§ Job
Search the data below for the word "이메일을" and copy each line that holds it.

'''

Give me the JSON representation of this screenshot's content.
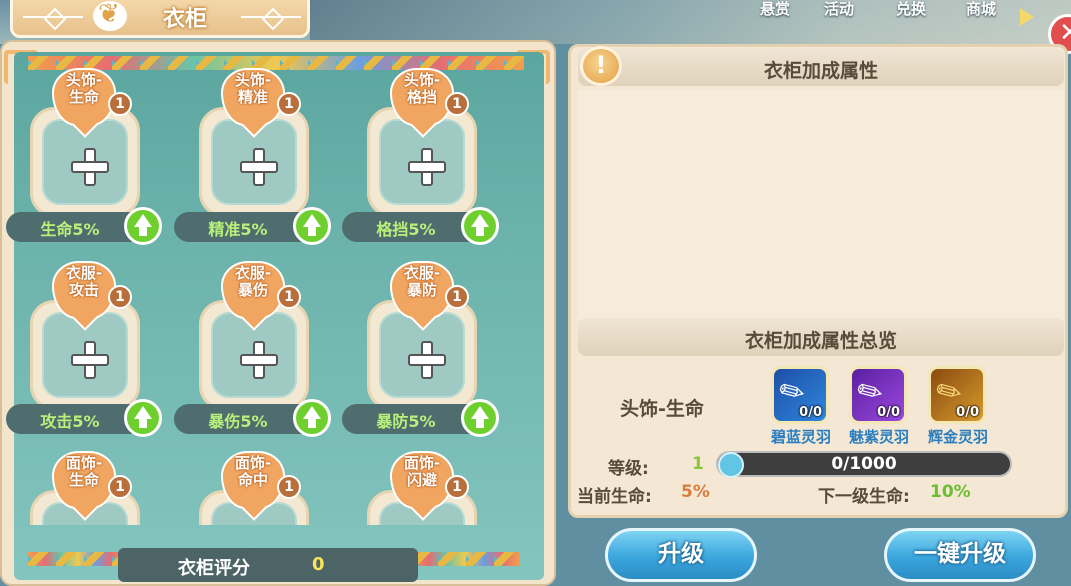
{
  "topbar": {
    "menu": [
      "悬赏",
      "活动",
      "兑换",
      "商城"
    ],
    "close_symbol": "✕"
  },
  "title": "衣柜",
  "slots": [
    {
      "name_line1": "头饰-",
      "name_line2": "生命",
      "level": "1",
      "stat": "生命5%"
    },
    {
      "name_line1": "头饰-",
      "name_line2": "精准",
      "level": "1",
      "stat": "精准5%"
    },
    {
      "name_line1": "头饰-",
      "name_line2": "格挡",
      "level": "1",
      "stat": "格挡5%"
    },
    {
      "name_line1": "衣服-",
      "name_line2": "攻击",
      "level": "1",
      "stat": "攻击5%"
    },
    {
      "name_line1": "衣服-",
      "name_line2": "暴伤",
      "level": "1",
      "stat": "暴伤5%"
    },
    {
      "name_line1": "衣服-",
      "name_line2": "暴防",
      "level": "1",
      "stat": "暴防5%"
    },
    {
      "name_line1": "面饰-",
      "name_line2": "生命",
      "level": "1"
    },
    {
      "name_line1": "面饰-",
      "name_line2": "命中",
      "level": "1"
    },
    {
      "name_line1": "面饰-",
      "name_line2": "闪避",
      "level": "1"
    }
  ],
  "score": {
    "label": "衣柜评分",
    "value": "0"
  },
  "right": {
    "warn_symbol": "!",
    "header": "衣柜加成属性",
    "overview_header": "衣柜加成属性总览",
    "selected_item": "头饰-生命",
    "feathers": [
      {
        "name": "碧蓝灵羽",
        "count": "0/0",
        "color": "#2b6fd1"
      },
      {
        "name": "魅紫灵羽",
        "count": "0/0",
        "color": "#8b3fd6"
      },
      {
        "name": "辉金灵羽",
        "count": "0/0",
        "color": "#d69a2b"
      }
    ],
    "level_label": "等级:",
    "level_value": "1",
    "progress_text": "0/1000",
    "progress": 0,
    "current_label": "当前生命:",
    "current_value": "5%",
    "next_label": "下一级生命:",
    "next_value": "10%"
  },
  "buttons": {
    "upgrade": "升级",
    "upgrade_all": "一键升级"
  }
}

'''
'''

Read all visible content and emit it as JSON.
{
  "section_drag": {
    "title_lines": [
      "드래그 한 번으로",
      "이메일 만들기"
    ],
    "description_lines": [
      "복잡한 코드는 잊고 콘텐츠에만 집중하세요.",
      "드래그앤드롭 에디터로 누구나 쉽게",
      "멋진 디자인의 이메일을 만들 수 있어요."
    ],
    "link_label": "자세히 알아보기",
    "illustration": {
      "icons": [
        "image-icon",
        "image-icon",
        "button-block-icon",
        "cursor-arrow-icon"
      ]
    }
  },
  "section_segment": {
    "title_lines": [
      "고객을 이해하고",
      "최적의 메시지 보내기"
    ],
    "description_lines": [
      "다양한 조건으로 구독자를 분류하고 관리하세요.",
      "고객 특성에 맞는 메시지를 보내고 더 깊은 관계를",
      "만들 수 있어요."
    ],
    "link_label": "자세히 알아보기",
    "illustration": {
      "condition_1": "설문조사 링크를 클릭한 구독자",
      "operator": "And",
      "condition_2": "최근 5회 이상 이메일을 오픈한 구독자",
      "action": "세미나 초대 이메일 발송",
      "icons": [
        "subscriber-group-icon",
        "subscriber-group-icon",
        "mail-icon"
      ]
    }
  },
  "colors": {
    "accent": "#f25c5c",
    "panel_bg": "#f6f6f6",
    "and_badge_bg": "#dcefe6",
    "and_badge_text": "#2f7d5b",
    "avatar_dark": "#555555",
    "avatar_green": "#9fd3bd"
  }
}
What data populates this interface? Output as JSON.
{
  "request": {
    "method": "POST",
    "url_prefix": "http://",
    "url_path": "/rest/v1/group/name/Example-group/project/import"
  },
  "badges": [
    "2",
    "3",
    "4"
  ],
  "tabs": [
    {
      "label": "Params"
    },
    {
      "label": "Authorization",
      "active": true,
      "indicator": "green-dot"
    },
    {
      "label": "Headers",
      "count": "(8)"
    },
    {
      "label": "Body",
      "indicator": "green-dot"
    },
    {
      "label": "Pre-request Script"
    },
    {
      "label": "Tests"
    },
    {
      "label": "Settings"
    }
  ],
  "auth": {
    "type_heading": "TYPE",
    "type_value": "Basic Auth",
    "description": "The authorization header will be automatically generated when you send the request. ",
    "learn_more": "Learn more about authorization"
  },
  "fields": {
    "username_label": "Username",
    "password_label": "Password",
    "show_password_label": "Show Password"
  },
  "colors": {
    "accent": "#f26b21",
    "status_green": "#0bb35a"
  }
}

'''

§ Task answer
      "멋진 디자인의 이메일을 만들 수 있어요."
      "condition_2": "최근 5회 이상 이메일을 오픈한 구독자",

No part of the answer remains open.